## Required work
Output the material word for word. Leave each picture out.

## Record set

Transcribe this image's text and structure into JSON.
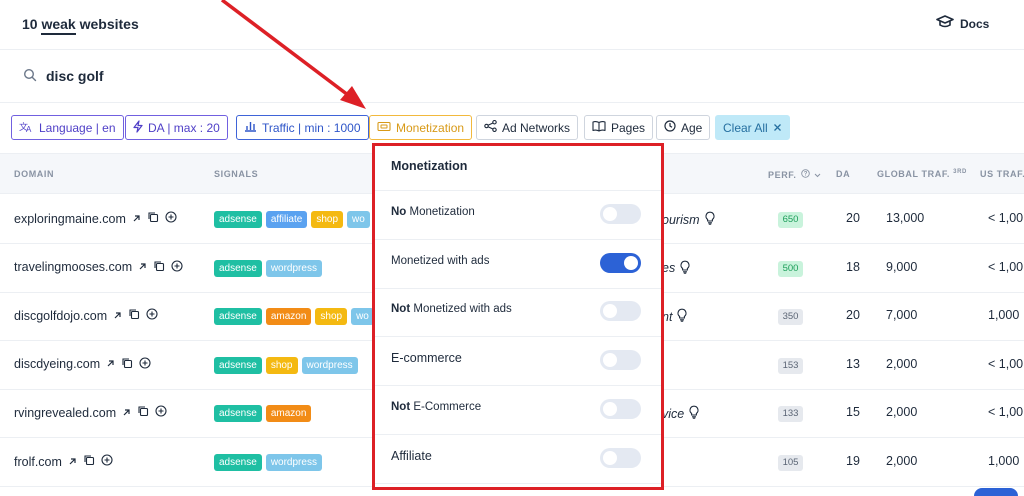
{
  "header": {
    "title_prefix": "10",
    "title_underlined": "weak",
    "title_suffix": "websites",
    "docs_label": "Docs"
  },
  "search": {
    "value": "disc golf"
  },
  "filters": {
    "language": "Language | en",
    "da": "DA | max : 20",
    "traffic": "Traffic | min : 1000",
    "monetization": "Monetization",
    "ad_networks": "Ad Networks",
    "pages": "Pages",
    "age": "Age",
    "clear_all": "Clear All"
  },
  "columns": {
    "domain": "DOMAIN",
    "signals": "SIGNALS",
    "perf": "PERF.",
    "da": "DA",
    "global_traffic": "GLOBAL TRAF.",
    "global_traffic_sup": "3RD",
    "us_traffic": "US TRAF."
  },
  "tag_colors": {
    "adsense": "#1fbfa3",
    "affiliate": "#5aa2f0",
    "shop": "#f4b911",
    "wordpress": "#7ec6ea",
    "amazon": "#f28c16"
  },
  "rows": [
    {
      "domain": "exploringmaine.com",
      "tags": [
        "adsense",
        "affiliate",
        "shop",
        "wo"
      ],
      "niche": "ourism",
      "perf": "650",
      "perf_style": "green",
      "da": "20",
      "global_traffic": "13,000",
      "us_traffic": "< 1,00"
    },
    {
      "domain": "travelingmooses.com",
      "tags": [
        "adsense",
        "wordpress"
      ],
      "niche": "es",
      "perf": "500",
      "perf_style": "green",
      "da": "18",
      "global_traffic": "9,000",
      "us_traffic": "< 1,00"
    },
    {
      "domain": "discgolfdojo.com",
      "tags": [
        "adsense",
        "amazon",
        "shop",
        "wo"
      ],
      "niche": "nt",
      "perf": "350",
      "perf_style": "gray",
      "da": "20",
      "global_traffic": "7,000",
      "us_traffic": "1,000"
    },
    {
      "domain": "discdyeing.com",
      "tags": [
        "adsense",
        "shop",
        "wordpress"
      ],
      "niche": "",
      "perf": "153",
      "perf_style": "gray",
      "da": "13",
      "global_traffic": "2,000",
      "us_traffic": "< 1,00"
    },
    {
      "domain": "rvingrevealed.com",
      "tags": [
        "adsense",
        "amazon"
      ],
      "niche": "vice",
      "perf": "133",
      "perf_style": "gray",
      "da": "15",
      "global_traffic": "2,000",
      "us_traffic": "< 1,00"
    },
    {
      "domain": "frolf.com",
      "tags": [
        "adsense",
        "wordpress"
      ],
      "niche": "",
      "perf": "105",
      "perf_style": "gray",
      "da": "19",
      "global_traffic": "2,000",
      "us_traffic": "1,000"
    }
  ],
  "dropdown": {
    "title": "Monetization",
    "options": [
      {
        "bold": "No",
        "rest": " Monetization",
        "on": false,
        "big": false
      },
      {
        "bold": "",
        "rest": "Monetized with ads",
        "on": true,
        "big": false
      },
      {
        "bold": "Not",
        "rest": " Monetized with ads",
        "on": false,
        "big": false
      },
      {
        "bold": "",
        "rest": "E-commerce",
        "on": false,
        "big": true
      },
      {
        "bold": "Not",
        "rest": " E-Commerce",
        "on": false,
        "big": false
      },
      {
        "bold": "",
        "rest": "Affiliate",
        "on": false,
        "big": true
      }
    ]
  },
  "colors": {
    "highlight_red": "#dd2026",
    "toggle_on": "#2c62d6",
    "toggle_off": "#e4e9f2"
  }
}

## Written solution
Transcribe this image's text and structure into JSON.
{
  "header": {
    "title_prefix": "10",
    "title_underlined": "weak",
    "title_suffix": "websites",
    "docs_label": "Docs"
  },
  "search": {
    "value": "disc golf"
  },
  "filters": {
    "language": "Language | en",
    "da": "DA | max : 20",
    "traffic": "Traffic | min : 1000",
    "monetization": "Monetization",
    "ad_networks": "Ad Networks",
    "pages": "Pages",
    "age": "Age",
    "clear_all": "Clear All"
  },
  "columns": {
    "domain": "DOMAIN",
    "signals": "SIGNALS",
    "perf": "PERF.",
    "da": "DA",
    "global_traffic": "GLOBAL TRAF.",
    "global_traffic_sup": "3RD",
    "us_traffic": "US TRAF."
  },
  "tag_colors": {
    "adsense": "#1fbfa3",
    "affiliate": "#5aa2f0",
    "shop": "#f4b911",
    "wordpress": "#7ec6ea",
    "amazon": "#f28c16"
  },
  "rows": [
    {
      "domain": "exploringmaine.com",
      "tags": [
        "adsense",
        "affiliate",
        "shop",
        "wo"
      ],
      "niche": "ourism",
      "perf": "650",
      "perf_style": "green",
      "da": "20",
      "global_traffic": "13,000",
      "us_traffic": "< 1,00"
    },
    {
      "domain": "travelingmooses.com",
      "tags": [
        "adsense",
        "wordpress"
      ],
      "niche": "es",
      "perf": "500",
      "perf_style": "green",
      "da": "18",
      "global_traffic": "9,000",
      "us_traffic": "< 1,00"
    },
    {
      "domain": "discgolfdojo.com",
      "tags": [
        "adsense",
        "amazon",
        "shop",
        "wo"
      ],
      "niche": "nt",
      "perf": "350",
      "perf_style": "gray",
      "da": "20",
      "global_traffic": "7,000",
      "us_traffic": "1,000"
    },
    {
      "domain": "discdyeing.com",
      "tags": [
        "adsense",
        "shop",
        "wordpress"
      ],
      "niche": "",
      "perf": "153",
      "perf_style": "gray",
      "da": "13",
      "global_traffic": "2,000",
      "us_traffic": "< 1,00"
    },
    {
      "domain": "rvingrevealed.com",
      "tags": [
        "adsense",
        "amazon"
      ],
      "niche": "vice",
      "perf": "133",
      "perf_style": "gray",
      "da": "15",
      "global_traffic": "2,000",
      "us_traffic": "< 1,00"
    },
    {
      "domain": "frolf.com",
      "tags": [
        "adsense",
        "wordpress"
      ],
      "niche": "",
      "perf": "105",
      "perf_style": "gray",
      "da": "19",
      "global_traffic": "2,000",
      "us_traffic": "1,000"
    }
  ],
  "dropdown": {
    "title": "Monetization",
    "options": [
      {
        "bold": "No",
        "rest": " Monetization",
        "on": false,
        "big": false
      },
      {
        "bold": "",
        "rest": "Monetized with ads",
        "on": true,
        "big": false
      },
      {
        "bold": "Not",
        "rest": " Monetized with ads",
        "on": false,
        "big": false
      },
      {
        "bold": "",
        "rest": "E-commerce",
        "on": false,
        "big": true
      },
      {
        "bold": "Not",
        "rest": " E-Commerce",
        "on": false,
        "big": false
      },
      {
        "bold": "",
        "rest": "Affiliate",
        "on": false,
        "big": true
      }
    ]
  },
  "colors": {
    "highlight_red": "#dd2026",
    "toggle_on": "#2c62d6",
    "toggle_off": "#e4e9f2"
  }
}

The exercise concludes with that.